## BEGIN
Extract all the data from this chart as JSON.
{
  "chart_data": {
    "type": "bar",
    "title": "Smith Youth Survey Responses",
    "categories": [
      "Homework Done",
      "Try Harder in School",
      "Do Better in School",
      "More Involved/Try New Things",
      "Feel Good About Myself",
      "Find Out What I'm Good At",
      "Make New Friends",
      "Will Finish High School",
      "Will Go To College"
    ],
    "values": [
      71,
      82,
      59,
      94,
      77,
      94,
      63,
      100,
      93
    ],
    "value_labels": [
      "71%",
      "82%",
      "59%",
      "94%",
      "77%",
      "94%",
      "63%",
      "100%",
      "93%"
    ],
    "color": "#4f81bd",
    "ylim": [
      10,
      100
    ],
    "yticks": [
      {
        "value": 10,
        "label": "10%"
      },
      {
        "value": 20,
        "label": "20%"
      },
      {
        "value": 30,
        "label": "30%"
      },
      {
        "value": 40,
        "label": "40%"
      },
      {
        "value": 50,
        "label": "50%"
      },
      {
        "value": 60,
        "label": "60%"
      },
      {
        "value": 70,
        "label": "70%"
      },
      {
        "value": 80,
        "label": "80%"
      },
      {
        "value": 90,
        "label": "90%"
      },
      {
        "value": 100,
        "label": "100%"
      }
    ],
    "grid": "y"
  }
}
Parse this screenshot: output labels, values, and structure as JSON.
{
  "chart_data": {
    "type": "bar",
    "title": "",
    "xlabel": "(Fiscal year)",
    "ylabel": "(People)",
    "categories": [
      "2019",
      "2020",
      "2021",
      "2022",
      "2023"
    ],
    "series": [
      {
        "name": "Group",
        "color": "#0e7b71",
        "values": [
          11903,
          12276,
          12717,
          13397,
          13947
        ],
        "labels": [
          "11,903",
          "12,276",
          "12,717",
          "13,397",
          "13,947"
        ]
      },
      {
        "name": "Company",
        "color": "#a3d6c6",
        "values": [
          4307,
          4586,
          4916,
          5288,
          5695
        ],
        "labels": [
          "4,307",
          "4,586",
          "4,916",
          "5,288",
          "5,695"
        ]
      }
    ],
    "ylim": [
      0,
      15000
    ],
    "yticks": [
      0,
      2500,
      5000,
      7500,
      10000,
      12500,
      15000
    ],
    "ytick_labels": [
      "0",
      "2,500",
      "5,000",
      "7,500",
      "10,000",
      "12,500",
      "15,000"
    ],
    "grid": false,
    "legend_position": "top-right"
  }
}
## END
**OBJECTIVE**:
Pull out all lines containing "color".

**ANSWER TO THIS TASK**:
    "color": "#4f81bd",
        "color": "#0e7b71",
        "color": "#a3d6c6",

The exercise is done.